== Task to carry out ==
Check each line of the data for "JSON" and select those that have it.

- - -

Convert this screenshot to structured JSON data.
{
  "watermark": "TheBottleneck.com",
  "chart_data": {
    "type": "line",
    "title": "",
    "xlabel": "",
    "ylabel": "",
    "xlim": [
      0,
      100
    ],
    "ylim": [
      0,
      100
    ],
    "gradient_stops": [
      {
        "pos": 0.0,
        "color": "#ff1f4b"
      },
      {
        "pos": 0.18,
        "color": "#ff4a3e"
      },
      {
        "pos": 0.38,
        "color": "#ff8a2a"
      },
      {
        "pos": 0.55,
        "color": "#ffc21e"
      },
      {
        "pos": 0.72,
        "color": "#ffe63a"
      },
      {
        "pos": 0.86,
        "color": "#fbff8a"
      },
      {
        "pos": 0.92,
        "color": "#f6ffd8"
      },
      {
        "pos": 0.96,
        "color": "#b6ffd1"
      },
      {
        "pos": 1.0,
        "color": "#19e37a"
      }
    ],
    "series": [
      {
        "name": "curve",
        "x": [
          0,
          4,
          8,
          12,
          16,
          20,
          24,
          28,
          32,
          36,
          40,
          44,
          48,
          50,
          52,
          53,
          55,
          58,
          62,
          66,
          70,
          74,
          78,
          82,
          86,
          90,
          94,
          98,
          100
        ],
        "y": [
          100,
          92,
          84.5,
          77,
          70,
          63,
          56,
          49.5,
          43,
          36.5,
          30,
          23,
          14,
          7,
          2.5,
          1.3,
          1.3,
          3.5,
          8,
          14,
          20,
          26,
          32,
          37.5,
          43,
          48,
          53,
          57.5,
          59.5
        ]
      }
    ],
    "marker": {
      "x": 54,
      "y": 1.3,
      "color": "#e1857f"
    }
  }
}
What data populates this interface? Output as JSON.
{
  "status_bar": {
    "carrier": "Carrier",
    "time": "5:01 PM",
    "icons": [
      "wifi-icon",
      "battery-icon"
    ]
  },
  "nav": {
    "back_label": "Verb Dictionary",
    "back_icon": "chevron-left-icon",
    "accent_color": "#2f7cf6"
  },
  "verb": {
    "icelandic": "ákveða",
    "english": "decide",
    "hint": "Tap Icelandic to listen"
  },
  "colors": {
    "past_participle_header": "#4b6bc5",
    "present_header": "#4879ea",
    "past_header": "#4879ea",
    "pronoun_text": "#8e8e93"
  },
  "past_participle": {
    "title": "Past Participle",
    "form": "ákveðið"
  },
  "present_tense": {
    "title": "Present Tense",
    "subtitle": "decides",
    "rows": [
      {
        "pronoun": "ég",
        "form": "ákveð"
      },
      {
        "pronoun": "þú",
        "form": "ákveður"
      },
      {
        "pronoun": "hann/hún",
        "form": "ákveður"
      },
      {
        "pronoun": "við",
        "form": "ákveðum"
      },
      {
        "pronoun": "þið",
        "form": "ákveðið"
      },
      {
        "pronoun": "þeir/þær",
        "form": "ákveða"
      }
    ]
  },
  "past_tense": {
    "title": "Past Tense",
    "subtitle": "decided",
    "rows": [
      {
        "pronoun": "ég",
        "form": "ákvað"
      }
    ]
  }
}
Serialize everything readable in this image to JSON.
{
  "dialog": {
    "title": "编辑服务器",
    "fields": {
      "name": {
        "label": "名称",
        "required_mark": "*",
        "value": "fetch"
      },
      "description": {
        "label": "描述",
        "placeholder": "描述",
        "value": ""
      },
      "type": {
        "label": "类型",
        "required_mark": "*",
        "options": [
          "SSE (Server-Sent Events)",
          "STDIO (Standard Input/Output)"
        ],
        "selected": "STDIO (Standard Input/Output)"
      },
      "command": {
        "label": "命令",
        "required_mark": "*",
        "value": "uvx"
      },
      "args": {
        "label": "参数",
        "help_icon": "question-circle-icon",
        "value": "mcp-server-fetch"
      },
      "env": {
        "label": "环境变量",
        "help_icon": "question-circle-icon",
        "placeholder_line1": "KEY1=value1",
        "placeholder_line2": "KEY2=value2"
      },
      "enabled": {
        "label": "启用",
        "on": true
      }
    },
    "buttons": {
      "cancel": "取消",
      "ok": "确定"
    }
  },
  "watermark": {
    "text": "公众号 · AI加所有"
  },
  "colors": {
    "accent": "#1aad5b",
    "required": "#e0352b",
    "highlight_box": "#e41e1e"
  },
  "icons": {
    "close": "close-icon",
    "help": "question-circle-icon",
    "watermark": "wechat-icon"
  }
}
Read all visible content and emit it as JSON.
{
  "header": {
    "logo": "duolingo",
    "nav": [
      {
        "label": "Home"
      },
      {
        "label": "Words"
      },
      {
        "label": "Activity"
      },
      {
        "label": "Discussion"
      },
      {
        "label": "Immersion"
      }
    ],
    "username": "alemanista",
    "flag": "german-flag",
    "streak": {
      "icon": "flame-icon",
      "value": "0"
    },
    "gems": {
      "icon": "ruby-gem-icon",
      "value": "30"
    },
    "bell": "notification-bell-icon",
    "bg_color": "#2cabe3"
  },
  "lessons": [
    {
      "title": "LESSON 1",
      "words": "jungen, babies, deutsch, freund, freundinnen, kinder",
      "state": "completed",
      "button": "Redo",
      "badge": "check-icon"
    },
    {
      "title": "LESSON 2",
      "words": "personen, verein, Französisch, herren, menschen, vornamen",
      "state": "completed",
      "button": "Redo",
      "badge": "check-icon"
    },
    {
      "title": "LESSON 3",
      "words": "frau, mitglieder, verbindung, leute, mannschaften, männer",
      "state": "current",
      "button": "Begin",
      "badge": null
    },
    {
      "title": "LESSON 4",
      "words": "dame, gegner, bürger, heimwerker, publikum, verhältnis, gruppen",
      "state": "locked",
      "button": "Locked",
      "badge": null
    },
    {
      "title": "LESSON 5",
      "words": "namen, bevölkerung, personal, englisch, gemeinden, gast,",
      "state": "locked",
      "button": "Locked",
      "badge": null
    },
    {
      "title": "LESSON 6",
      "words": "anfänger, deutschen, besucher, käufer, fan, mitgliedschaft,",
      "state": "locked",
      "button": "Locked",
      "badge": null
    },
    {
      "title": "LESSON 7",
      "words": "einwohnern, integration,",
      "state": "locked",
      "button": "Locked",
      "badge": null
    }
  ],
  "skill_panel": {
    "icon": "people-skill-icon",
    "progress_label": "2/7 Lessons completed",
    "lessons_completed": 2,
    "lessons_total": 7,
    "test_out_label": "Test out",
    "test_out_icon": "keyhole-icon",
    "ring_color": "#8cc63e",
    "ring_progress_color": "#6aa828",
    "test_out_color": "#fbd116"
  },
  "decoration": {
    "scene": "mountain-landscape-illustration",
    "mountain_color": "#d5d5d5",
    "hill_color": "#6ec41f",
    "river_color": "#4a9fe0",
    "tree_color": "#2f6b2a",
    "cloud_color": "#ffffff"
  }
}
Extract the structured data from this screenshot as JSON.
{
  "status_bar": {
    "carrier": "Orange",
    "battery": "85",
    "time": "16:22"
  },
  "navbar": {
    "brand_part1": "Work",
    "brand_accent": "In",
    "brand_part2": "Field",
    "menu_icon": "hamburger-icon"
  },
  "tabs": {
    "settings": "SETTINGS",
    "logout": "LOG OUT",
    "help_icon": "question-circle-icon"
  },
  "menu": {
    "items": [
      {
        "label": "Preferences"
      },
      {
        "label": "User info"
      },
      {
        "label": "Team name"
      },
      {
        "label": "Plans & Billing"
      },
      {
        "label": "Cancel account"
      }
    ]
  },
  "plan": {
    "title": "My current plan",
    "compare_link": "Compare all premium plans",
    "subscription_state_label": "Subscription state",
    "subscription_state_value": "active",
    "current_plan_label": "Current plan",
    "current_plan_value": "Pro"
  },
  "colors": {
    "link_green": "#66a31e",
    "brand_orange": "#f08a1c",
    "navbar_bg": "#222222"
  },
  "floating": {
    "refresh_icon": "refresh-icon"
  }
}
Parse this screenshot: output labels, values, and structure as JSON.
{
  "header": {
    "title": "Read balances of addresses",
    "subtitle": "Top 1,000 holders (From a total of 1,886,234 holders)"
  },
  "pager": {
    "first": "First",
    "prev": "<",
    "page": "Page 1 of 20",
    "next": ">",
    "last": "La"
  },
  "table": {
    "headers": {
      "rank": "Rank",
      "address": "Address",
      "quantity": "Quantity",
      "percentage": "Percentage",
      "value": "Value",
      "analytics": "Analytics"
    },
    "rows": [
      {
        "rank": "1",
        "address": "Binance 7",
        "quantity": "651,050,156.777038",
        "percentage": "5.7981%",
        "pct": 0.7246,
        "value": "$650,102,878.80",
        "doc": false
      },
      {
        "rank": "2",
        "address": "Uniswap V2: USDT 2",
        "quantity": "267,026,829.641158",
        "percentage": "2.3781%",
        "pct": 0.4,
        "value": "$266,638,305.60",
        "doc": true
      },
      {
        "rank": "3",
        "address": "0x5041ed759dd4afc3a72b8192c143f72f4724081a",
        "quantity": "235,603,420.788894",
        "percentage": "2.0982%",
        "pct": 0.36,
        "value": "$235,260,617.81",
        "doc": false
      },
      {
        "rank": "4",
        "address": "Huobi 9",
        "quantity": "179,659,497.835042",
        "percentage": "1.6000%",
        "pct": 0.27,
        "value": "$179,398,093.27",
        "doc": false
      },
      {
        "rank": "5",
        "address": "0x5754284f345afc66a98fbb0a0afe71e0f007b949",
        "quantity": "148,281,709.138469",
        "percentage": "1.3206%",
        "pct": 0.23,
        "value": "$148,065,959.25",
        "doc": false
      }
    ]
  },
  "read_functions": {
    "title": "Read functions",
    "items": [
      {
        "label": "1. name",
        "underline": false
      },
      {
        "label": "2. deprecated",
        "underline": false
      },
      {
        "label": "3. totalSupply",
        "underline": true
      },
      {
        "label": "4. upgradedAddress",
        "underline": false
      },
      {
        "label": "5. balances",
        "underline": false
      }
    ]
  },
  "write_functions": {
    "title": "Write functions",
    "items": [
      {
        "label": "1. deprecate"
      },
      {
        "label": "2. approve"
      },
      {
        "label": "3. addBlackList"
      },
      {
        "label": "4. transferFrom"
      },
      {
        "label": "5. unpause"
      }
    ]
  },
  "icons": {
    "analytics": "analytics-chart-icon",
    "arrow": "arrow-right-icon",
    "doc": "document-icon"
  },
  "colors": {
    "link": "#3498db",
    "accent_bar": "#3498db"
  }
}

- - -

== Solution for this exercise ==
Convert this screenshot to structured JSON data.
What data populates this interface? Output as JSON.
Serialize everything readable in this image to JSON.
Read all visible content and emit it as JSON.
Extract the structured data from this screenshot as JSON.
Parse this screenshot: output labels, values, and structure as JSON.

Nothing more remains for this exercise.